== Dataset excerpts ==
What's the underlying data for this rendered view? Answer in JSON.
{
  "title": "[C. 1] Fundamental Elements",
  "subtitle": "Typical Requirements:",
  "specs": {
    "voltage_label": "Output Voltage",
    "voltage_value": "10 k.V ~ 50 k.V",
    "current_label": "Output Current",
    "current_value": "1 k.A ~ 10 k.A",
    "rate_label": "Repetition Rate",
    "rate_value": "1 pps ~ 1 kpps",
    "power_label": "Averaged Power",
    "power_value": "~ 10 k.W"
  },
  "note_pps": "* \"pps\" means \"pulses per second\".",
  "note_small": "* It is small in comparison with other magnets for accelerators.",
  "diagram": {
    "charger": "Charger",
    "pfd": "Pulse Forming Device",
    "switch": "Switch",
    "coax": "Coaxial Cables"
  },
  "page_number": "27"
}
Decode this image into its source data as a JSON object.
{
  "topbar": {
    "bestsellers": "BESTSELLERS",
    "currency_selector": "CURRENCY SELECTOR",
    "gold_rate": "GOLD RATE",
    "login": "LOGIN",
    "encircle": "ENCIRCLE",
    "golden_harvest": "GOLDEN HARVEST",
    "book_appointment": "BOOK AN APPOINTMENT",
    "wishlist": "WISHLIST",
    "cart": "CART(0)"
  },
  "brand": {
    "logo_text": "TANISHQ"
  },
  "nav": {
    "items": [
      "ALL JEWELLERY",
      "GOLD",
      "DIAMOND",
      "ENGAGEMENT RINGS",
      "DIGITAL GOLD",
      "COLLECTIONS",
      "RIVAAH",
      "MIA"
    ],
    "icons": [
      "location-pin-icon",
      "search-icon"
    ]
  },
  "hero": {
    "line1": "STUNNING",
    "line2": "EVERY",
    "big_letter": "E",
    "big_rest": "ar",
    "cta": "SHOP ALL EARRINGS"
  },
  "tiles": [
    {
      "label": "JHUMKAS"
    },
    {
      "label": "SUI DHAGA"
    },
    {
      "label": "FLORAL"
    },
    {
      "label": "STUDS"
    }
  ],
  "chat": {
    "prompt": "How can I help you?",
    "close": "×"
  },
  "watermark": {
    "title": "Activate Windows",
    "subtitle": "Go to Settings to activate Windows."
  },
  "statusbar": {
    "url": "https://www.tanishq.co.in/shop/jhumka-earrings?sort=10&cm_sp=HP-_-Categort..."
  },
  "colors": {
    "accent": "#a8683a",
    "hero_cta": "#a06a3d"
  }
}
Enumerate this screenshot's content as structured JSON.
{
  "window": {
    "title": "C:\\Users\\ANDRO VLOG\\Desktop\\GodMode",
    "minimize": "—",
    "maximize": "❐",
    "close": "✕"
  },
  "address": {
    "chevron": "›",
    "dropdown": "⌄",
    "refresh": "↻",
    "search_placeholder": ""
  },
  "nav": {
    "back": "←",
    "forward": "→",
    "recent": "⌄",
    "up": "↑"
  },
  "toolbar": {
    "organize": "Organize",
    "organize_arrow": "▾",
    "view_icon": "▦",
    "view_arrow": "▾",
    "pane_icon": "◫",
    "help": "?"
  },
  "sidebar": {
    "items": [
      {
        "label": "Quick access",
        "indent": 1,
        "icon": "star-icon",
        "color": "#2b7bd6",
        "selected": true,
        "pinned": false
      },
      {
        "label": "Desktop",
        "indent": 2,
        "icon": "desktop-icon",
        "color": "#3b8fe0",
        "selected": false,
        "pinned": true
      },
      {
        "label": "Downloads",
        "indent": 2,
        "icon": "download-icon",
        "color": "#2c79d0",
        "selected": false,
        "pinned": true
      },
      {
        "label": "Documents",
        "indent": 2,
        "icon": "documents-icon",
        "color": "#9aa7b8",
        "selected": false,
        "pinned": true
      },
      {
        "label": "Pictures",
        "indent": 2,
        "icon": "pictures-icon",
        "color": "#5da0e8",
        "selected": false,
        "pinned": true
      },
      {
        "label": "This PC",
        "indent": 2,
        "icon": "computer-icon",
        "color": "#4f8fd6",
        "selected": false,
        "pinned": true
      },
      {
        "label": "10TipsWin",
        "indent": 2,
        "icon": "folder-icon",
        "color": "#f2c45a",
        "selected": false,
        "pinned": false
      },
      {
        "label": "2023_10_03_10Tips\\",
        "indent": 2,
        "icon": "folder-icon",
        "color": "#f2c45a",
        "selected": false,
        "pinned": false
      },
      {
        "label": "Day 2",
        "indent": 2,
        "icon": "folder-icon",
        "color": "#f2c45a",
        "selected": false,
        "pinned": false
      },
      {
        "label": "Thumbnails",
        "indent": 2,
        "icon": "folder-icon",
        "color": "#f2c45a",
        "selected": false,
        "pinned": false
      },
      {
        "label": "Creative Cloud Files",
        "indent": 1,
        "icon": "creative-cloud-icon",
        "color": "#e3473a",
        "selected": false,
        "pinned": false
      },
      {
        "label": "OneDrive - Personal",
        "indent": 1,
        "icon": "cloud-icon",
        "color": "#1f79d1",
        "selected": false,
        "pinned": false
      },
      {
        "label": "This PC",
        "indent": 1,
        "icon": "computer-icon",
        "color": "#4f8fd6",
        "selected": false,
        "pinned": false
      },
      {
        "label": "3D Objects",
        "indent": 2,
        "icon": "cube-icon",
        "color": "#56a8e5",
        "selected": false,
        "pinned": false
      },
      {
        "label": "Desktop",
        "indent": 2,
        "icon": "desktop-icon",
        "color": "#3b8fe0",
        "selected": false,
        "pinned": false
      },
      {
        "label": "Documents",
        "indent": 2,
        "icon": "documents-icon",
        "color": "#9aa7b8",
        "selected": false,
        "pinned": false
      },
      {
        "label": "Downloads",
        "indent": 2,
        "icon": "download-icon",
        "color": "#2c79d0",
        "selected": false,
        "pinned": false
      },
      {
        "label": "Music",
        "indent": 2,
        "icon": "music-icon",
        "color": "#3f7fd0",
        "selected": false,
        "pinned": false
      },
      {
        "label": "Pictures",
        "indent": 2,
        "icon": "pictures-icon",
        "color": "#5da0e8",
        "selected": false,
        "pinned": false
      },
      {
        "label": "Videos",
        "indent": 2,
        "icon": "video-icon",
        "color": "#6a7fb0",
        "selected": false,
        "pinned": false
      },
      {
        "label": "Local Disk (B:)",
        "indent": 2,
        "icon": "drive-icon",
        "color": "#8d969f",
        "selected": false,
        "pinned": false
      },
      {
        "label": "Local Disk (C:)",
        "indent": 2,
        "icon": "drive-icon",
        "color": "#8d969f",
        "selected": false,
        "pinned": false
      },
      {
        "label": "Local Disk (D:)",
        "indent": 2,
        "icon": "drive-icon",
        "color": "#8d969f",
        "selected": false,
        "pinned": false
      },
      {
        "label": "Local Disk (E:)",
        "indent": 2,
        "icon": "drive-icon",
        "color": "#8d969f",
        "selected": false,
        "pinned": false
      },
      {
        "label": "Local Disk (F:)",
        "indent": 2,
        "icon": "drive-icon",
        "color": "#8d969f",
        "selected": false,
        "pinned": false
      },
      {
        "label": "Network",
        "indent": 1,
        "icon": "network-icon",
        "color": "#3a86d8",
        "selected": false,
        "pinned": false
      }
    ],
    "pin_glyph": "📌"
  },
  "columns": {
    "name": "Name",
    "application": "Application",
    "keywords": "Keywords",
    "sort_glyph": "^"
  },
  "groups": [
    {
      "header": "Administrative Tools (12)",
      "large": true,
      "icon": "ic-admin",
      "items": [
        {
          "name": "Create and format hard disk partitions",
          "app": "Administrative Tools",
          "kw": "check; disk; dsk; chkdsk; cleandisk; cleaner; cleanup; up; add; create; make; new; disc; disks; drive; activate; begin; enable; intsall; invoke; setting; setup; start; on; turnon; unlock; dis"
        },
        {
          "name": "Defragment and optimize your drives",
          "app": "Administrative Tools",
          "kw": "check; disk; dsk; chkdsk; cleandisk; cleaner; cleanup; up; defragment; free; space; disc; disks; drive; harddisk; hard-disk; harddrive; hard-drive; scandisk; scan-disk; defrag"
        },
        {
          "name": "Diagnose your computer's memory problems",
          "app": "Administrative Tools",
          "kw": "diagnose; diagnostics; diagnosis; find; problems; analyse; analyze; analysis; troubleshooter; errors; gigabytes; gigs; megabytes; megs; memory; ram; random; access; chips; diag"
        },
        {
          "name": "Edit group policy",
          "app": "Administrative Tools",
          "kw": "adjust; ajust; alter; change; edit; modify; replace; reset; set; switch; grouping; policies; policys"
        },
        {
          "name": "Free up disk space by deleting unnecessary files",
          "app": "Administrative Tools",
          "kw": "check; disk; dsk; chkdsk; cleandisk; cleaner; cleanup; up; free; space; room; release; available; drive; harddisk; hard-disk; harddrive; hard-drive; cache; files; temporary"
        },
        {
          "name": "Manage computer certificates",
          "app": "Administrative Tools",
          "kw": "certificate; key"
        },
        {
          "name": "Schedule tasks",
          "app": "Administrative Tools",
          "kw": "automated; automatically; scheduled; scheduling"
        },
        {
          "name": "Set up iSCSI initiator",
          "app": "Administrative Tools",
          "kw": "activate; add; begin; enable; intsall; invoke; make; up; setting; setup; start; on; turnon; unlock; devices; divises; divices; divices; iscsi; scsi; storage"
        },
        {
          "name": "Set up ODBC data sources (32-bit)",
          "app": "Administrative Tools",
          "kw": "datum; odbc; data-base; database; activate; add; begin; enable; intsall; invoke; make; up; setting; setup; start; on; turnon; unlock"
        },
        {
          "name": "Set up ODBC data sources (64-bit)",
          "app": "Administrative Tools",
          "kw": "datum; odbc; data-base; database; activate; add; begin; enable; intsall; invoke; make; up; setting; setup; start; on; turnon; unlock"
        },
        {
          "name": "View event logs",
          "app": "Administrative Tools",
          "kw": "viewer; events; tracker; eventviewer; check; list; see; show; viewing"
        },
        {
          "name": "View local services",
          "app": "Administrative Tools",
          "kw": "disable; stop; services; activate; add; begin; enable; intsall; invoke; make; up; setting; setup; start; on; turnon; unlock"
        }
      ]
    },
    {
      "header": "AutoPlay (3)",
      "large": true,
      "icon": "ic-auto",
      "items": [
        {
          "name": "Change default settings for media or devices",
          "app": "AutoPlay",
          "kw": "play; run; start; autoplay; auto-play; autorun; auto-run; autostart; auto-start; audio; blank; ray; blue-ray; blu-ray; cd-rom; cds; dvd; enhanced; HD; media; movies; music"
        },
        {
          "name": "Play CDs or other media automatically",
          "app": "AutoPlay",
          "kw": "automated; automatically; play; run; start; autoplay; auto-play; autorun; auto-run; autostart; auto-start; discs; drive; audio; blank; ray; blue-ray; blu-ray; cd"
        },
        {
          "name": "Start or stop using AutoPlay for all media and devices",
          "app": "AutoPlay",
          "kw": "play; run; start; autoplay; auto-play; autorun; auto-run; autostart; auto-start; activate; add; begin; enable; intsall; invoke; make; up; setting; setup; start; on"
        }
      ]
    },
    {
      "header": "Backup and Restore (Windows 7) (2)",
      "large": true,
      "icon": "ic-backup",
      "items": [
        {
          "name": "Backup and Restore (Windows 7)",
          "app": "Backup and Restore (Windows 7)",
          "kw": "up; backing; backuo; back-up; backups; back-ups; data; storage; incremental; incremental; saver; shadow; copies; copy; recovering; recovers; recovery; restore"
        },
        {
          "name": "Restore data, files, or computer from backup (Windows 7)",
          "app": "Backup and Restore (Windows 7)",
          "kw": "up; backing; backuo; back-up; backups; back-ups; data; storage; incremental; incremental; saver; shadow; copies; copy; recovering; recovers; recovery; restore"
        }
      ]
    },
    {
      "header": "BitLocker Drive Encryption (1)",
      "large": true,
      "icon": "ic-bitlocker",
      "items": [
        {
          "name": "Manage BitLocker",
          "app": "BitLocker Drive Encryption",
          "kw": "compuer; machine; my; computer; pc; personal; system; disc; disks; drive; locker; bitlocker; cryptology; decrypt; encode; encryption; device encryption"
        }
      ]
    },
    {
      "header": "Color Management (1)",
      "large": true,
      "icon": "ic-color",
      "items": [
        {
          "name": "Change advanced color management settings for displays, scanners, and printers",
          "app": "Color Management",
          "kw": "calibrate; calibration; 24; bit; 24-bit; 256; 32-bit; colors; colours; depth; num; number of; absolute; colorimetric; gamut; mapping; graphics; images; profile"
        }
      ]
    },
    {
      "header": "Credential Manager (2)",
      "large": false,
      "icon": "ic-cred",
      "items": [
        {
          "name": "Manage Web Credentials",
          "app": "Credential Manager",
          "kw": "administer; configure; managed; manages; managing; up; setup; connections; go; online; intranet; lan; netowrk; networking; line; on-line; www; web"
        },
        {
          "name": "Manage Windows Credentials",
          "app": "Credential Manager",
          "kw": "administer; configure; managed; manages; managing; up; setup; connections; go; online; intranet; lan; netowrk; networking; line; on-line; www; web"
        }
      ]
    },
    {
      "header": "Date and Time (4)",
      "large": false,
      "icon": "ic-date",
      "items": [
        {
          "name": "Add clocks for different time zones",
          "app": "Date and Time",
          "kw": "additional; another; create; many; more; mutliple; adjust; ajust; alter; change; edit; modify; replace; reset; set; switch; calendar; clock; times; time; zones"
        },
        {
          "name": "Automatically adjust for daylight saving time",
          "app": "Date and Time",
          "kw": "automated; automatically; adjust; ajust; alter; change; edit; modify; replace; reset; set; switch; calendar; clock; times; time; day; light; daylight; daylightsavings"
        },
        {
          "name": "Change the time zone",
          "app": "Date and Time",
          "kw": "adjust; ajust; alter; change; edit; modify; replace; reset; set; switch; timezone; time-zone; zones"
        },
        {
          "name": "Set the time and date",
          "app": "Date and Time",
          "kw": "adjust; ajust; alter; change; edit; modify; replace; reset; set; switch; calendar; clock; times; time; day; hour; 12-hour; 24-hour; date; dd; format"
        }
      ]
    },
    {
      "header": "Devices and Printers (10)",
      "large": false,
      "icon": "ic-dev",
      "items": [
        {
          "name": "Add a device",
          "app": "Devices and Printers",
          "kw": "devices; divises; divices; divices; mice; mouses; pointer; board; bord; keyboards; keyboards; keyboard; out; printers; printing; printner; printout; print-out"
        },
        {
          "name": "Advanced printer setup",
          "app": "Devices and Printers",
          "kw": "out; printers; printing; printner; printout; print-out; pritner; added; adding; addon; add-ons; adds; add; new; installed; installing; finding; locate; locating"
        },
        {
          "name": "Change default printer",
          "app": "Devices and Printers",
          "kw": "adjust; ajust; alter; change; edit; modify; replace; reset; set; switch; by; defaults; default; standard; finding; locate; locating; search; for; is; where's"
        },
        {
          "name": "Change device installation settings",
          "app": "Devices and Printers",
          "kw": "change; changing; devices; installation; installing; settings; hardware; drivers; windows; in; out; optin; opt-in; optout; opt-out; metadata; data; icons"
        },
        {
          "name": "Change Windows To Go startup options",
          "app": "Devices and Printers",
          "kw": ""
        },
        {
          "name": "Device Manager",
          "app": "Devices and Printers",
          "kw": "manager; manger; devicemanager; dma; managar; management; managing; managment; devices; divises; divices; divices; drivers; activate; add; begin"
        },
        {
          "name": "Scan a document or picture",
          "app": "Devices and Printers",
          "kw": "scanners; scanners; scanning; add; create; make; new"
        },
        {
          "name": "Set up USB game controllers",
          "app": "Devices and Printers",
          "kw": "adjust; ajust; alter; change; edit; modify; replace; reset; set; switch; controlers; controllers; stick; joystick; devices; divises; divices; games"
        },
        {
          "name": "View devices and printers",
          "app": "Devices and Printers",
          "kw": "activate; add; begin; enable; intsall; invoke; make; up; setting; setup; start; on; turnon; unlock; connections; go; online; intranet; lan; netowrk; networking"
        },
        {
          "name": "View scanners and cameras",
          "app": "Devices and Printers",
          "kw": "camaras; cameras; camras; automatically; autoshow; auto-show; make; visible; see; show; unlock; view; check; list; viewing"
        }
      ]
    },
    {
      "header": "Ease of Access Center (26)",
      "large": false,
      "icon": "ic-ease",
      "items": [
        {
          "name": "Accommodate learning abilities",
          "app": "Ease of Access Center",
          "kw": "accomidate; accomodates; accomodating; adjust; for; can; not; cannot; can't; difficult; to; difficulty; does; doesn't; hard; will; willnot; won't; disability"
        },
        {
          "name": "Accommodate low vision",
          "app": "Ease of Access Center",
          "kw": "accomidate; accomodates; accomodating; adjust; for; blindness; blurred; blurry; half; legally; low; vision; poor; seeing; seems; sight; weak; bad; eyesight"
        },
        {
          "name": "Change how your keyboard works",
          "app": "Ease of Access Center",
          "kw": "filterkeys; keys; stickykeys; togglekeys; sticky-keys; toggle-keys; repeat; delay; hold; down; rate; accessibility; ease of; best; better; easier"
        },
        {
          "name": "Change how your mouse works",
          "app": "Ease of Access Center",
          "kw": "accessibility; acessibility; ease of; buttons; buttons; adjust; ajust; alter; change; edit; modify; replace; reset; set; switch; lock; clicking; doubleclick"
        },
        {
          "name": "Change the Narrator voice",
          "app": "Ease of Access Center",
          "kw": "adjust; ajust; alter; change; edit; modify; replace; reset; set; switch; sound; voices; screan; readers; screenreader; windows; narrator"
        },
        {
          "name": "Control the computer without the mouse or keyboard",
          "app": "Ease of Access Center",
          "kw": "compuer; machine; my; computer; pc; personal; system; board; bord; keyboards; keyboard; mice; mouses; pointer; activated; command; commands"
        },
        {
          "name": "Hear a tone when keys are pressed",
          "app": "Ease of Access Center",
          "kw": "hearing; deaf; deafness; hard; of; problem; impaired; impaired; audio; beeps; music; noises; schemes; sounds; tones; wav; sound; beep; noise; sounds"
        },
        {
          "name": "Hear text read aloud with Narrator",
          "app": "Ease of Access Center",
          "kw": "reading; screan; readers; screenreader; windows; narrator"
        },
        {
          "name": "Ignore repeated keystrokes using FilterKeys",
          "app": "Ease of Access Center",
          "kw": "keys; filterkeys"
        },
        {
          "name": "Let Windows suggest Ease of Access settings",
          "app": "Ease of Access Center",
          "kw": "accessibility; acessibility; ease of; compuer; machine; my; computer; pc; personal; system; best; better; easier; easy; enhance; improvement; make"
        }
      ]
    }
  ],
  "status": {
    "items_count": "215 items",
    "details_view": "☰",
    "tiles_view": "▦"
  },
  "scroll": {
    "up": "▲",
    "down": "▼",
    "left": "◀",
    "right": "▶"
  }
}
===
Which lines above hold the word "harddrive"? Copy each of them.

          "kw": "check; disk; dsk; chkdsk; cleandisk; cleaner; cleanup; up; defragment; free; space; disc; disks; drive; harddisk; hard-disk; harddrive; hard-drive; scandisk; scan-disk; defrag"
          "kw": "check; disk; dsk; chkdsk; cleandisk; cleaner; cleanup; up; free; space; room; release; available; drive; harddisk; hard-disk; harddrive; hard-drive; cache; files; temporary"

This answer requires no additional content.